## PROMPT
Your task is to give the data again, exactly, with every line intact.

## DATA SHOWN
"""
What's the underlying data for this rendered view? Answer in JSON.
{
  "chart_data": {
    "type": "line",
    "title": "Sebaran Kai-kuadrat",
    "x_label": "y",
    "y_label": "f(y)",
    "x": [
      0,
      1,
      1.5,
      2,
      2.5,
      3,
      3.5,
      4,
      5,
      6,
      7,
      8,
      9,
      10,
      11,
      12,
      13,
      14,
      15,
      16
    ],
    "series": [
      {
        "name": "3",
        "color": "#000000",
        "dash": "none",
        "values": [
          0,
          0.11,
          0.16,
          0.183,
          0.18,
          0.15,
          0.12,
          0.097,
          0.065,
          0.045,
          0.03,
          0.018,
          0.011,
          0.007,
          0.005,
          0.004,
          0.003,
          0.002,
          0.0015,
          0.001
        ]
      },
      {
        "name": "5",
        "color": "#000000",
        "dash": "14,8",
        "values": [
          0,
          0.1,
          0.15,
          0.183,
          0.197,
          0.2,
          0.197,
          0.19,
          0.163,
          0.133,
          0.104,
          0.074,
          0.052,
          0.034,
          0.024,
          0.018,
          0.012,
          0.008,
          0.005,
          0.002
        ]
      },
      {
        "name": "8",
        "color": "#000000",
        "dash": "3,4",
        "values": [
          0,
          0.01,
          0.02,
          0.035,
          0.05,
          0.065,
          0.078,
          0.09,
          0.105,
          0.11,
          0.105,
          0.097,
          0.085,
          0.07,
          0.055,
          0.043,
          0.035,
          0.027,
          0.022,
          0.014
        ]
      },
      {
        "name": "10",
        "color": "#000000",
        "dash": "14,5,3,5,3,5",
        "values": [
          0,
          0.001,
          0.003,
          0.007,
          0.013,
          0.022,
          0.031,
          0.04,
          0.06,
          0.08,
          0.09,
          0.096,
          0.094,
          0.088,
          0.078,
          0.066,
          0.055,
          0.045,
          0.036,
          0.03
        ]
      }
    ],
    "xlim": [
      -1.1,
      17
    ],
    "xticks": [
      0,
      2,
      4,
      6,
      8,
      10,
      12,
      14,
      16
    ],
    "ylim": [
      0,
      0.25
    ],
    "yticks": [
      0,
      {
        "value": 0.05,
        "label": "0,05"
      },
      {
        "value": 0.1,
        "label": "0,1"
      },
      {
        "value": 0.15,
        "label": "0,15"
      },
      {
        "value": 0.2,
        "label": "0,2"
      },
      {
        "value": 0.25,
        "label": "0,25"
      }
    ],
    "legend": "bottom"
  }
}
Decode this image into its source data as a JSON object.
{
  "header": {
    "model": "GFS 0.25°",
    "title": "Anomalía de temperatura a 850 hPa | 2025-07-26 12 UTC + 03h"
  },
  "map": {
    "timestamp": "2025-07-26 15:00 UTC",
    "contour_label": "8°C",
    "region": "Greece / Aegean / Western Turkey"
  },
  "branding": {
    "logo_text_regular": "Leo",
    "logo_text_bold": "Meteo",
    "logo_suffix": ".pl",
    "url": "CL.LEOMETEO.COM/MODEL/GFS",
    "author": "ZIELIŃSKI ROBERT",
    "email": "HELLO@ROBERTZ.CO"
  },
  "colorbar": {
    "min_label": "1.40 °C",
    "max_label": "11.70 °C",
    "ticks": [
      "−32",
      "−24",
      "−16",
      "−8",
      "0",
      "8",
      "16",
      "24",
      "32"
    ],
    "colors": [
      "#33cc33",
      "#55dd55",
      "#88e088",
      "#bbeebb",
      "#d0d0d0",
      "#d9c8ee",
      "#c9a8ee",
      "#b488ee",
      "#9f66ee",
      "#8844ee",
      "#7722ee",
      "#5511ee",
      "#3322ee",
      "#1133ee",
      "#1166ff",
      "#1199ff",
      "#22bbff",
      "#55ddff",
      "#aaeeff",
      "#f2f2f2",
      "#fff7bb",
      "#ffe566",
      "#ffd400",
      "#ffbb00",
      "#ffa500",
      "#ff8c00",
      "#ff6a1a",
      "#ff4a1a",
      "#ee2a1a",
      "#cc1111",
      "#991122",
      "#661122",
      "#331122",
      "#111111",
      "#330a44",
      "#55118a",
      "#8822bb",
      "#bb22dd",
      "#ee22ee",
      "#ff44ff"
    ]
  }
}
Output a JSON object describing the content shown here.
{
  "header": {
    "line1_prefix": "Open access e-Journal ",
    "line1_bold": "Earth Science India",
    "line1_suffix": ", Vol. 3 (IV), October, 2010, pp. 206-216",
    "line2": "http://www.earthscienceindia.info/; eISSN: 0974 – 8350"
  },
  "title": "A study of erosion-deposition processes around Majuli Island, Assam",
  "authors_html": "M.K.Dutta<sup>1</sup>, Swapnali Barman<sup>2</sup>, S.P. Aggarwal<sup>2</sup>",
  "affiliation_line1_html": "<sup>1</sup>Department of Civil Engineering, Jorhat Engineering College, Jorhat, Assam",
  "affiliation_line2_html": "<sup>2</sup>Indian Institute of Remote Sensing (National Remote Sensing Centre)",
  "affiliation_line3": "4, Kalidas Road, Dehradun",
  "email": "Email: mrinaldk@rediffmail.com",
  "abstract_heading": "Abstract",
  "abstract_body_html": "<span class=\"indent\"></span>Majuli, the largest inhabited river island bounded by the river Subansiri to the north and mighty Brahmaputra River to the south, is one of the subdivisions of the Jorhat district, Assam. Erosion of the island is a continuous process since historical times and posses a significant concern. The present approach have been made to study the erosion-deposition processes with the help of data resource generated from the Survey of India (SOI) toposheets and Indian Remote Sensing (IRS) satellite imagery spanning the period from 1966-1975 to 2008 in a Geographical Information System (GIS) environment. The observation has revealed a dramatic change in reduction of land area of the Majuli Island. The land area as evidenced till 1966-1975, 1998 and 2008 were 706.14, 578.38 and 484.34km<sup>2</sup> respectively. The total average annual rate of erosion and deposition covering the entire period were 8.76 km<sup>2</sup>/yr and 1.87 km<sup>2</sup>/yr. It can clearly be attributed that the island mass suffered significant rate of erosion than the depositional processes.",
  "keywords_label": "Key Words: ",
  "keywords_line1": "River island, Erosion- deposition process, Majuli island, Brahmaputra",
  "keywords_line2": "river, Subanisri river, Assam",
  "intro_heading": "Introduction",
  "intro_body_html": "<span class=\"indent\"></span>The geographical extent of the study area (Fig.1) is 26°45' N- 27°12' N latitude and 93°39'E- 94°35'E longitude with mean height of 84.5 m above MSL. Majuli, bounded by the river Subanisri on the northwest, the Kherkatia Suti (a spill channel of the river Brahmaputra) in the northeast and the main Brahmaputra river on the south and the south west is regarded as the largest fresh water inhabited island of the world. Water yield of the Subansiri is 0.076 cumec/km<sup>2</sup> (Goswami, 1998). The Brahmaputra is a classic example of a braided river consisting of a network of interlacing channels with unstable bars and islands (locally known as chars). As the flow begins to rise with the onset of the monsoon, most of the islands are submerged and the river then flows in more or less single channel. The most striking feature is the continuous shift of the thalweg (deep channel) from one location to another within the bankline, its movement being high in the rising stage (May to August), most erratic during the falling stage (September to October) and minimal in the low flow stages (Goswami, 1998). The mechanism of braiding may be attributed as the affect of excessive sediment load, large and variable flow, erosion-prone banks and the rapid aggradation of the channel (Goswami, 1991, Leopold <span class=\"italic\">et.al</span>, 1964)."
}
"""
## IN RESPONSE
What's the underlying data for this rendered view? Answer in JSON.
{
  "chart_data": {
    "type": "line",
    "title": "Sebaran Kai-kuadrat",
    "x_label": "y",
    "y_label": "f(y)",
    "x": [
      0,
      1,
      1.5,
      2,
      2.5,
      3,
      3.5,
      4,
      5,
      6,
      7,
      8,
      9,
      10,
      11,
      12,
      13,
      14,
      15,
      16
    ],
    "series": [
      {
        "name": "3",
        "color": "#000000",
        "dash": "none",
        "values": [
          0,
          0.11,
          0.16,
          0.183,
          0.18,
          0.15,
          0.12,
          0.097,
          0.065,
          0.045,
          0.03,
          0.018,
          0.011,
          0.007,
          0.005,
          0.004,
          0.003,
          0.002,
          0.0015,
          0.001
        ]
      },
      {
        "name": "5",
        "color": "#000000",
        "dash": "14,8",
        "values": [
          0,
          0.1,
          0.15,
          0.183,
          0.197,
          0.2,
          0.197,
          0.19,
          0.163,
          0.133,
          0.104,
          0.074,
          0.052,
          0.034,
          0.024,
          0.018,
          0.012,
          0.008,
          0.005,
          0.002
        ]
      },
      {
        "name": "8",
        "color": "#000000",
        "dash": "3,4",
        "values": [
          0,
          0.01,
          0.02,
          0.035,
          0.05,
          0.065,
          0.078,
          0.09,
          0.105,
          0.11,
          0.105,
          0.097,
          0.085,
          0.07,
          0.055,
          0.043,
          0.035,
          0.027,
          0.022,
          0.014
        ]
      },
      {
        "name": "10",
        "color": "#000000",
        "dash": "14,5,3,5,3,5",
        "values": [
          0,
          0.001,
          0.003,
          0.007,
          0.013,
          0.022,
          0.031,
          0.04,
          0.06,
          0.08,
          0.09,
          0.096,
          0.094,
          0.088,
          0.078,
          0.066,
          0.055,
          0.045,
          0.036,
          0.03
        ]
      }
    ],
    "xlim": [
      -1.1,
      17
    ],
    "xticks": [
      0,
      2,
      4,
      6,
      8,
      10,
      12,
      14,
      16
    ],
    "ylim": [
      0,
      0.25
    ],
    "yticks": [
      0,
      {
        "value": 0.05,
        "label": "0,05"
      },
      {
        "value": 0.1,
        "label": "0,1"
      },
      {
        "value": 0.15,
        "label": "0,15"
      },
      {
        "value": 0.2,
        "label": "0,2"
      },
      {
        "value": 0.25,
        "label": "0,25"
      }
    ],
    "legend": "bottom"
  }
}
Decode this image into its source data as a JSON object.
{
  "header": {
    "model": "GFS 0.25°",
    "title": "Anomalía de temperatura a 850 hPa | 2025-07-26 12 UTC + 03h"
  },
  "map": {
    "timestamp": "2025-07-26 15:00 UTC",
    "contour_label": "8°C",
    "region": "Greece / Aegean / Western Turkey"
  },
  "branding": {
    "logo_text_regular": "Leo",
    "logo_text_bold": "Meteo",
    "logo_suffix": ".pl",
    "url": "CL.LEOMETEO.COM/MODEL/GFS",
    "author": "ZIELIŃSKI ROBERT",
    "email": "HELLO@ROBERTZ.CO"
  },
  "colorbar": {
    "min_label": "1.40 °C",
    "max_label": "11.70 °C",
    "ticks": [
      "−32",
      "−24",
      "−16",
      "−8",
      "0",
      "8",
      "16",
      "24",
      "32"
    ],
    "colors": [
      "#33cc33",
      "#55dd55",
      "#88e088",
      "#bbeebb",
      "#d0d0d0",
      "#d9c8ee",
      "#c9a8ee",
      "#b488ee",
      "#9f66ee",
      "#8844ee",
      "#7722ee",
      "#5511ee",
      "#3322ee",
      "#1133ee",
      "#1166ff",
      "#1199ff",
      "#22bbff",
      "#55ddff",
      "#aaeeff",
      "#f2f2f2",
      "#fff7bb",
      "#ffe566",
      "#ffd400",
      "#ffbb00",
      "#ffa500",
      "#ff8c00",
      "#ff6a1a",
      "#ff4a1a",
      "#ee2a1a",
      "#cc1111",
      "#991122",
      "#661122",
      "#331122",
      "#111111",
      "#330a44",
      "#55118a",
      "#8822bb",
      "#bb22dd",
      "#ee22ee",
      "#ff44ff"
    ]
  }
}
Output a JSON object describing the content shown here.
{
  "header": {
    "line1_prefix": "Open access e-Journal ",
    "line1_bold": "Earth Science India",
    "line1_suffix": ", Vol. 3 (IV), October, 2010, pp. 206-216",
    "line2": "http://www.earthscienceindia.info/; eISSN: 0974 – 8350"
  },
  "title": "A study of erosion-deposition processes around Majuli Island, Assam",
  "authors_html": "M.K.Dutta<sup>1</sup>, Swapnali Barman<sup>2</sup>, S.P. Aggarwal<sup>2</sup>",
  "affiliation_line1_html": "<sup>1</sup>Department of Civil Engineering, Jorhat Engineering College, Jorhat, Assam",
  "affiliation_line2_html": "<sup>2</sup>Indian Institute of Remote Sensing (National Remote Sensing Centre)",
  "affiliation_line3": "4, Kalidas Road, Dehradun",
  "email": "Email: mrinaldk@rediffmail.com",
  "abstract_heading": "Abstract",
  "abstract_body_html": "<span class=\"indent\"></span>Majuli, the largest inhabited river island bounded by the river Subansiri to the north and mighty Brahmaputra River to the south, is one of the subdivisions of the Jorhat district, Assam. Erosion of the island is a continuous process since historical times and posses a significant concern. The present approach have been made to study the erosion-deposition processes with the help of data resource generated from the Survey of India (SOI) toposheets and Indian Remote Sensing (IRS) satellite imagery spanning the period from 1966-1975 to 2008 in a Geographical Information System (GIS) environment. The observation has revealed a dramatic change in reduction of land area of the Majuli Island. The land area as evidenced till 1966-1975, 1998 and 2008 were 706.14, 578.38 and 484.34km<sup>2</sup> respectively. The total average annual rate of erosion and deposition covering the entire period were 8.76 km<sup>2</sup>/yr and 1.87 km<sup>2</sup>/yr. It can clearly be attributed that the island mass suffered significant rate of erosion than the depositional processes.",
  "keywords_label": "Key Words: ",
  "keywords_line1": "River island, Erosion- deposition process, Majuli island, Brahmaputra",
  "keywords_line2": "river, Subanisri river, Assam",
  "intro_heading": "Introduction",
  "intro_body_html": "<span class=\"indent\"></span>The geographical extent of the study area (Fig.1) is 26°45' N- 27°12' N latitude and 93°39'E- 94°35'E longitude with mean height of 84.5 m above MSL. Majuli, bounded by the river Subanisri on the northwest, the Kherkatia Suti (a spill channel of the river Brahmaputra) in the northeast and the main Brahmaputra river on the south and the south west is regarded as the largest fresh water inhabited island of the world. Water yield of the Subansiri is 0.076 cumec/km<sup>2</sup> (Goswami, 1998). The Brahmaputra is a classic example of a braided river consisting of a network of interlacing channels with unstable bars and islands (locally known as chars). As the flow begins to rise with the onset of the monsoon, most of the islands are submerged and the river then flows in more or less single channel. The most striking feature is the continuous shift of the thalweg (deep channel) from one location to another within the bankline, its movement being high in the rising stage (May to August), most erratic during the falling stage (September to October) and minimal in the low flow stages (Goswami, 1998). The mechanism of braiding may be attributed as the affect of excessive sediment load, large and variable flow, erosion-prone banks and the rapid aggradation of the channel (Goswami, 1991, Leopold <span class=\"italic\">et.al</span>, 1964)."
}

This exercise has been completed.